> [TASK TO CARRY OUT]
Pull out every line of the listing below where "this" appears.

** Start SUPPLIED INFORMATION **

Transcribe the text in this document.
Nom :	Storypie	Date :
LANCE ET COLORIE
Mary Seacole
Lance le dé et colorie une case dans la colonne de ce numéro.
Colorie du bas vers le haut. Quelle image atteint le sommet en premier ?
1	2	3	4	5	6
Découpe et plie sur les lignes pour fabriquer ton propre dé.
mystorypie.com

** End SUPPLIED INFORMATION **
** Start SUPPLIED INFORMATION **

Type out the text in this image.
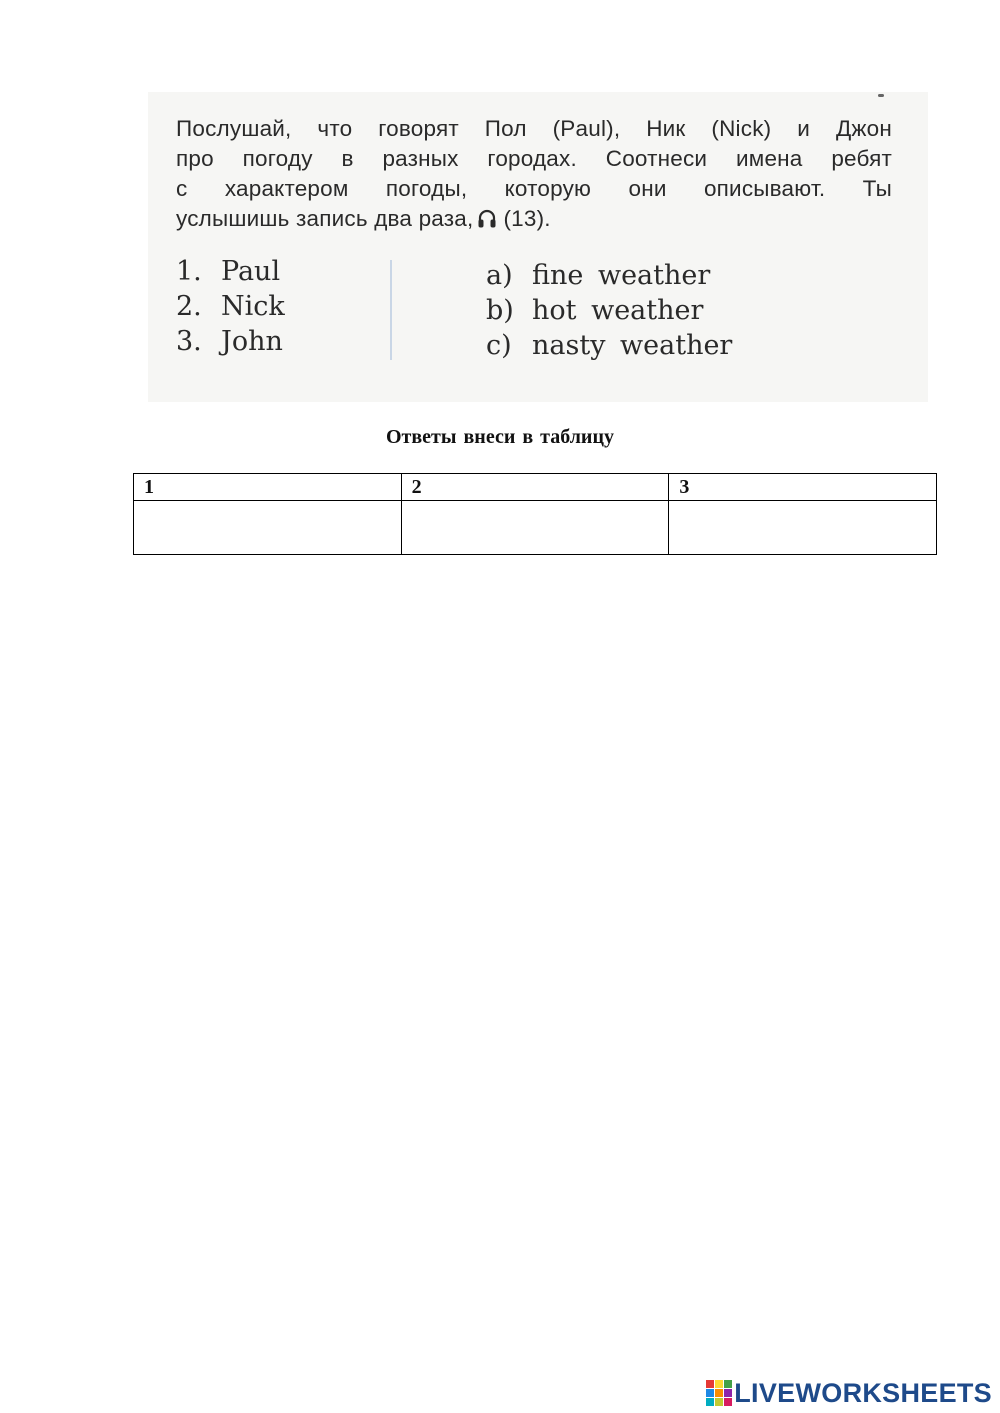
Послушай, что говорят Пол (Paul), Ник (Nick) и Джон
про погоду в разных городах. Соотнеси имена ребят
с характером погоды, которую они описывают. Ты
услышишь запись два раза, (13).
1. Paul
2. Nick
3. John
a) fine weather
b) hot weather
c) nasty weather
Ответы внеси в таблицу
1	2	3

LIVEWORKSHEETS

** End SUPPLIED INFORMATION **

> [THE SOLUTION]
Transcribe the text in this document.
Type out the text in this image.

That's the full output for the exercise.